/---

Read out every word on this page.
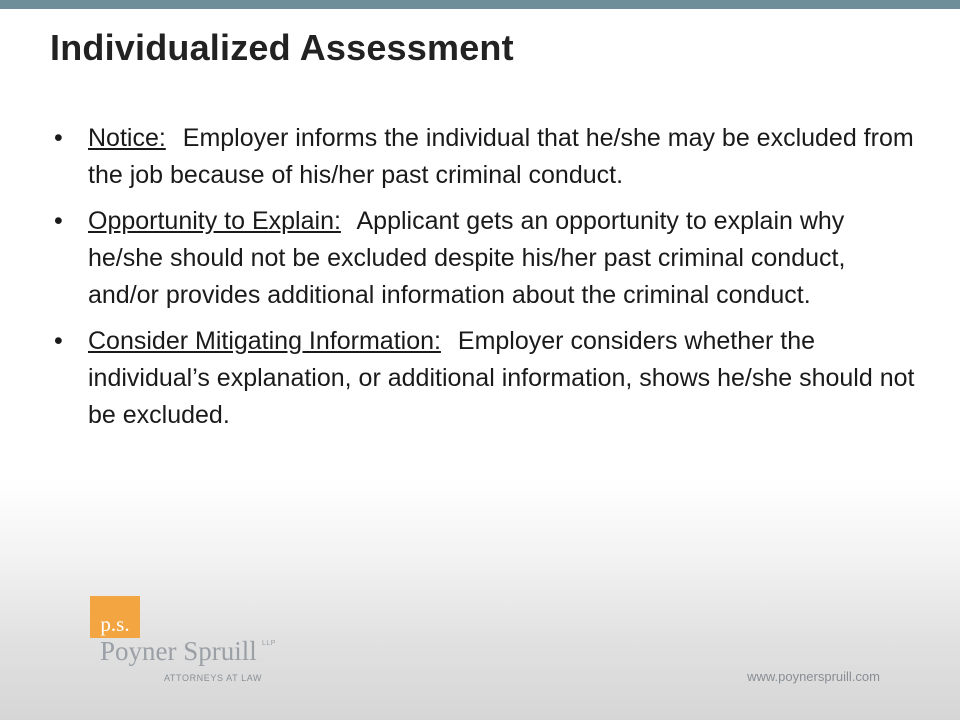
Individualized Assessment
• Notice: Employer informs the individual that he/she may be excluded from the job because of his/her past criminal conduct.
• Opportunity to Explain: Applicant gets an opportunity to explain why he/she should not be excluded despite his/her past criminal conduct, and/or provides additional information about the criminal conduct.
• Consider Mitigating Information: Employer considers whether the individual’s explanation, or additional information, shows he/she should not be excluded.
p.s.
Poyner Spruill LLP
ATTORNEYS AT LAW	www.poynerspruill.com
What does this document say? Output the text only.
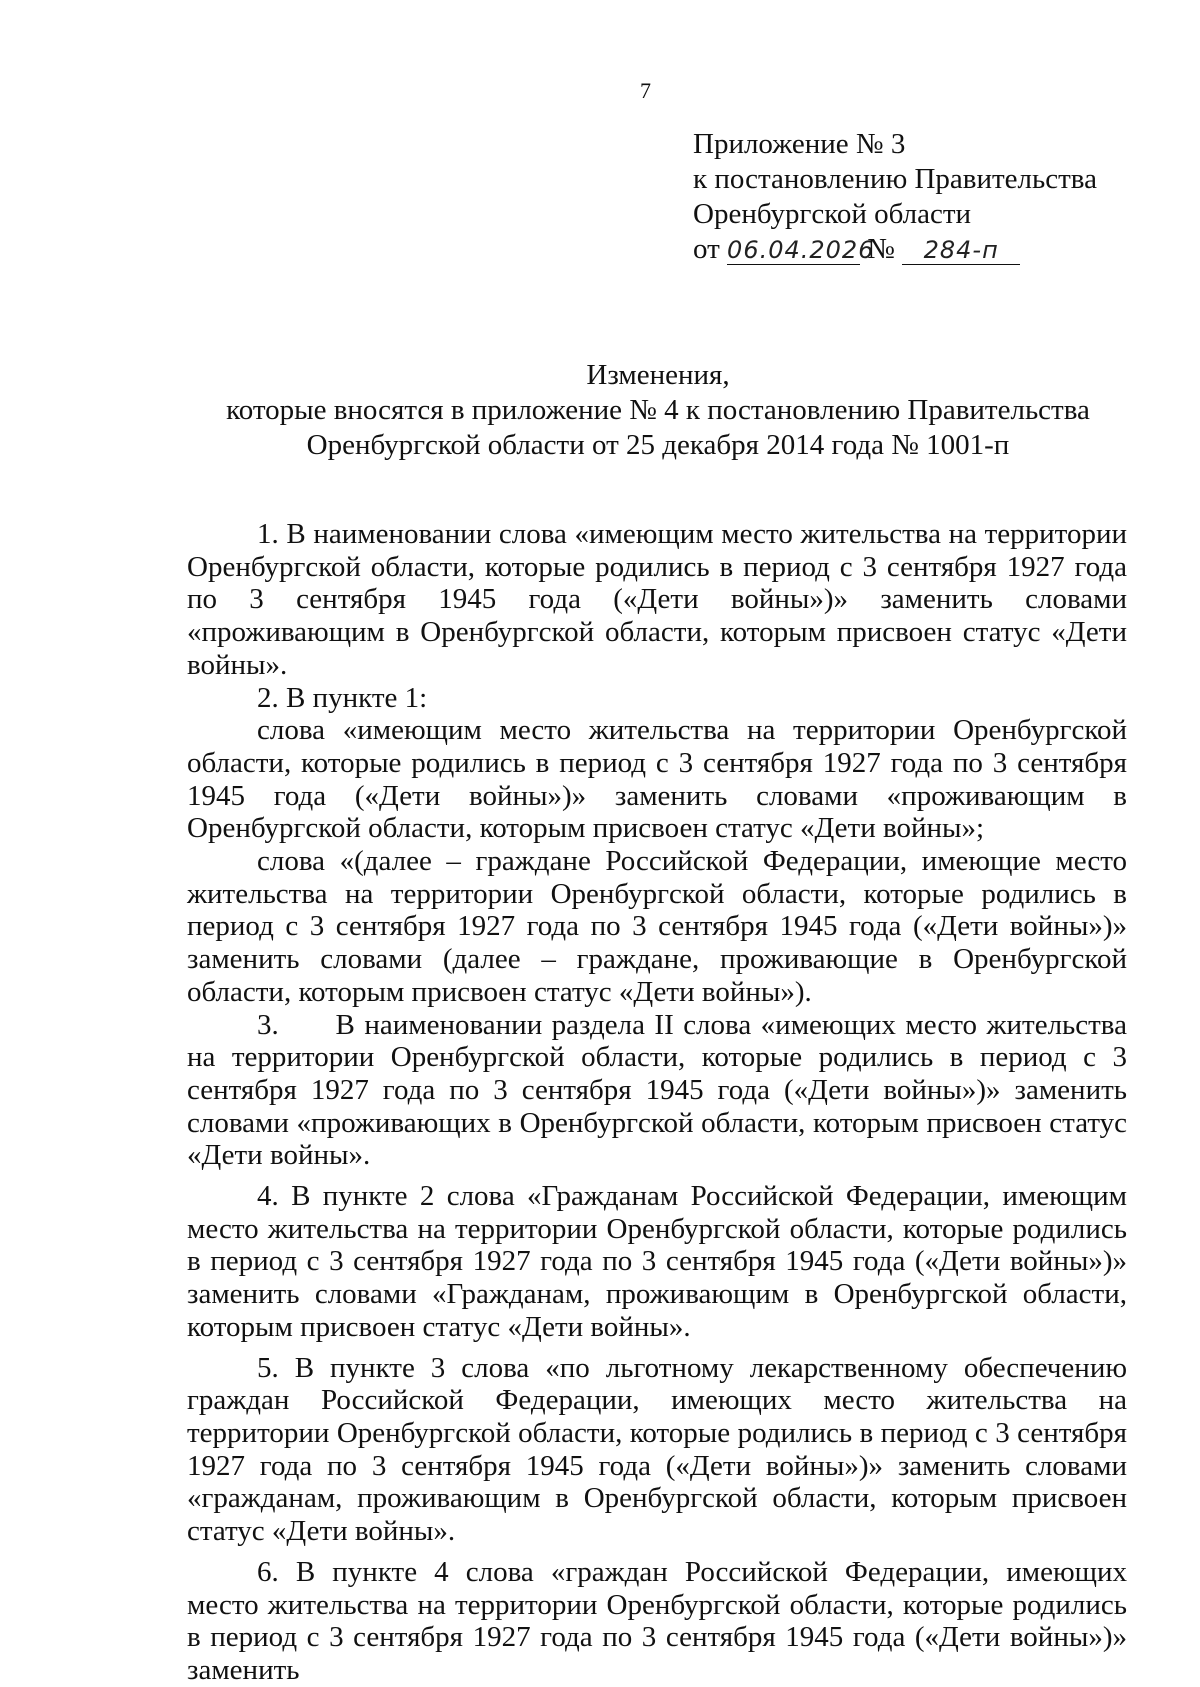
7
Приложение № 3
к постановлению Правительства
Оренбургской области
от 06.04.2026 № 284-п
Изменения,
которые вносятся в приложение № 4 к постановлению Правительства
Оренбургской области от 25 декабря 2014 года № 1001-п

1. В наименовании слова «имеющим место жительства на территории Оренбургской области, которые родились в период с 3 сентября 1927 года по 3 сентября 1945 года («Дети войны»)» заменить словами «проживающим в Оренбургской области, которым присвоен статус «Дети войны».

2. В пункте 1:

слова «имеющим место жительства на территории Оренбургской области, которые родились в период с 3 сентября 1927 года по 3 сентября 1945 года («Дети войны»)» заменить словами «проживающим в Оренбургской области, которым присвоен статус «Дети войны»;

слова «(далее – граждане Российской Федерации, имеющие место жительства на территории Оренбургской области, которые родились в период с 3 сентября 1927 года по 3 сентября 1945 года («Дети войны»)» заменить словами (далее – граждане, проживающие в Оренбургской области, которым присвоен статус «Дети войны»).

3.      В наименовании раздела II слова «имеющих место жительства на территории Оренбургской области, которые родились в период с 3 сентября 1927 года по 3 сентября 1945 года («Дети войны»)» заменить словами «проживающих в Оренбургской области, которым присвоен статус «Дети войны».

4. В пункте 2 слова «Гражданам Российской Федерации, имеющим место жительства на территории Оренбургской области, которые родились в период с 3 сентября 1927 года по 3 сентября 1945 года («Дети войны»)» заменить словами «Гражданам, проживающим в Оренбургской области, которым присвоен статус «Дети войны».

5. В пункте 3 слова «по льготному лекарственному обеспечению граждан Российской Федерации, имеющих место жительства на территории Оренбургской области, которые родились в период с 3 сентября 1927 года по 3 сентября 1945 года («Дети войны»)» заменить словами «гражданам, проживающим в Оренбургской области, которым присвоен статус «Дети войны».

6. В пункте 4 слова «граждан Российской Федерации, имеющих место жительства на территории Оренбургской области, которые родились в период с 3 сентября 1927 года по 3 сентября 1945 года («Дети войны»)» заменить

\---

### [Exercise details]
The records above must be echoed exactly, minus their pictures.

### [Result of the exercise]
Read out every word on this page.
Individualized Assessment
• Notice: Employer informs the individual that he/she may be excluded from the job because of his/her past criminal conduct.
• Opportunity to Explain: Applicant gets an opportunity to explain why he/she should not be excluded despite his/her past criminal conduct, and/or provides additional information about the criminal conduct.
• Consider Mitigating Information: Employer considers whether the individual’s explanation, or additional information, shows he/she should not be excluded.
p.s.
Poyner Spruill LLP
ATTORNEYS AT LAW	www.poynerspruill.com
What does this document say? Output the text only.
7
Приложение № 3
к постановлению Правительства
Оренбургской области
от 06.04.2026 № 284-п
Изменения,
которые вносятся в приложение № 4 к постановлению Правительства
Оренбургской области от 25 декабря 2014 года № 1001-п

1. В наименовании слова «имеющим место жительства на территории Оренбургской области, которые родились в период с 3 сентября 1927 года по 3 сентября 1945 года («Дети войны»)» заменить словами «проживающим в Оренбургской области, которым присвоен статус «Дети войны».

2. В пункте 1:

слова «имеющим место жительства на территории Оренбургской области, которые родились в период с 3 сентября 1927 года по 3 сентября 1945 года («Дети войны»)» заменить словами «проживающим в Оренбургской области, которым присвоен статус «Дети войны»;

слова «(далее – граждане Российской Федерации, имеющие место жительства на территории Оренбургской области, которые родились в период с 3 сентября 1927 года по 3 сентября 1945 года («Дети войны»)» заменить словами (далее – граждане, проживающие в Оренбургской области, которым присвоен статус «Дети войны»).

3.      В наименовании раздела II слова «имеющих место жительства на территории Оренбургской области, которые родились в период с 3 сентября 1927 года по 3 сентября 1945 года («Дети войны»)» заменить словами «проживающих в Оренбургской области, которым присвоен статус «Дети войны».

4. В пункте 2 слова «Гражданам Российской Федерации, имеющим место жительства на территории Оренбургской области, которые родились в период с 3 сентября 1927 года по 3 сентября 1945 года («Дети войны»)» заменить словами «Гражданам, проживающим в Оренбургской области, которым присвоен статус «Дети войны».

5. В пункте 3 слова «по льготному лекарственному обеспечению граждан Российской Федерации, имеющих место жительства на территории Оренбургской области, которые родились в период с 3 сентября 1927 года по 3 сентября 1945 года («Дети войны»)» заменить словами «гражданам, проживающим в Оренбургской области, которым присвоен статус «Дети войны».

6. В пункте 4 слова «граждан Российской Федерации, имеющих место жительства на территории Оренбургской области, которые родились в период с 3 сентября 1927 года по 3 сентября 1945 года («Дети войны»)» заменить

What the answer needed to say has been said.